EXERCISE TASK -> Pick out every line of the entries below where "помощью" occurs, and copy those lines.
--- DATASET EXCERPTS ---
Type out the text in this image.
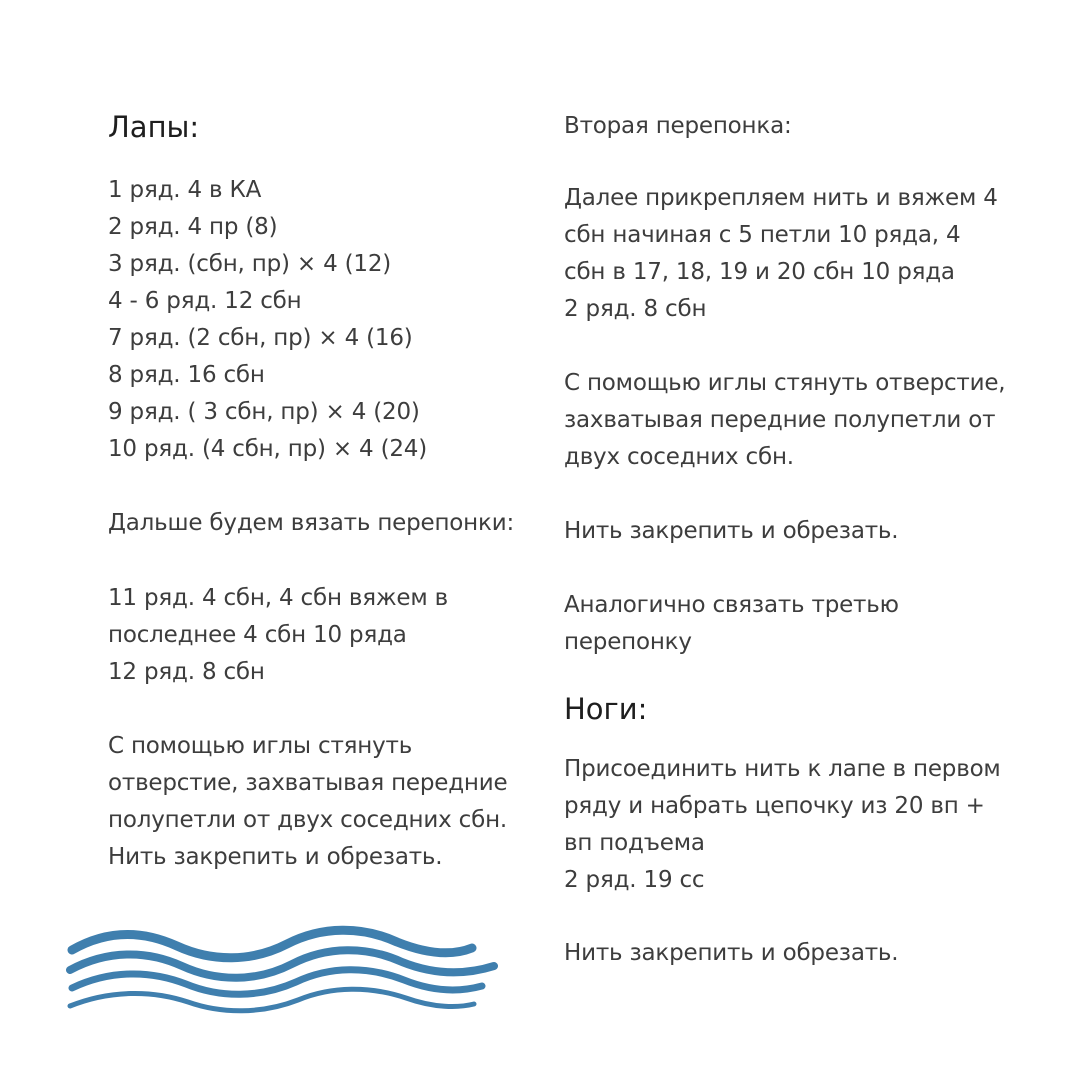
Лапы:

1 ряд. 4 в КА

2 ряд. 4 пр (8)

3 ряд. (сбн, пр) × 4 (12)

4 - 6 ряд. 12 сбн

7 ряд. (2 сбн, пр) × 4 (16)

8 ряд. 16 сбн

9 ряд. ( 3 сбн, пр) × 4 (20)

10 ряд. (4 сбн, пр) × 4 (24)

Дальше будем вязать перепонки:

11 ряд. 4 сбн, 4 сбн вяжем в

последнее 4 сбн 10 ряда

12 ряд. 8 сбн

С помощью иглы стянуть

отверстие, захватывая передние

полупетли от двух соседних сбн.

Нить закрепить и обрезать.

Вторая перепонка:

Далее прикрепляем нить и вяжем 4

сбн начиная с 5 петли 10 ряда, 4

сбн в 17, 18, 19 и 20 сбн 10 ряда

2 ряд. 8 сбн

С помощью иглы стянуть отверстие,

захватывая передние полупетли от

двух соседних сбн.

Нить закрепить и обрезать.

Аналогично связать третью

перепонку

Ноги:

Присоединить нить к лапе в первом

ряду и набрать цепочку из 20 вп +

вп подъема

2 ряд. 19 сс

Нить закрепить и обрезать.
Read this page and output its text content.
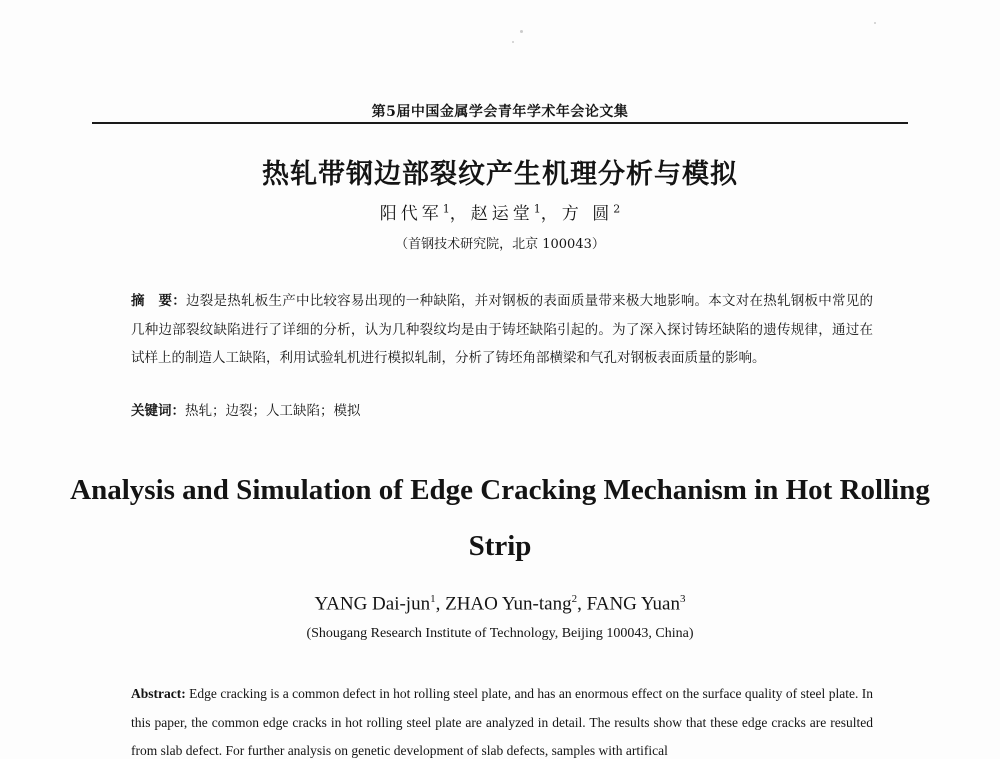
第5届中国金属学会青年学术年会论文集
热轧带钢边部裂纹产生机理分析与模拟
阳代军$^1$，赵运堂$^1$，方 圆$^2$
（首钢技术研究院，北京 100043）
摘　要：边裂是热轧板生产中比较容易出现的一种缺陷，并对钢板的表面质量带来极大地影响。本文对在热轧钢板中常见的几种边部裂纹缺陷进行了详细的分析，认为几种裂纹均是由于铸坯缺陷引起的。为了深入探讨铸坯缺陷的遗传规律，通过在试样上的制造人工缺陷，利用试验轧机进行模拟轧制，分析了铸坯角部横梁和气孔对钢板表面质量的影响。
关键词：热轧；边裂；人工缺陷；模拟
Analysis and Simulation of Edge Cracking Mechanism in Hot Rolling Strip
YANG Dai-jun$^1$, ZHAO Yun-tang$^2$, FANG Yuan$^3$
(Shougang Research Institute of Technology, Beijing 100043, China)
Abstract: Edge cracking is a common defect in hot rolling steel plate, and has an enormous effect on the surface quality of steel plate. In this paper, the common edge cracks in hot rolling steel plate are analyzed in detail. The results show that these edge cracks are resulted from slab defect. For further analysis on genetic development of slab defects, samples with artifical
---
RESULT ->
С помощью иглы стянуть
С помощью иглы стянуть отверстие,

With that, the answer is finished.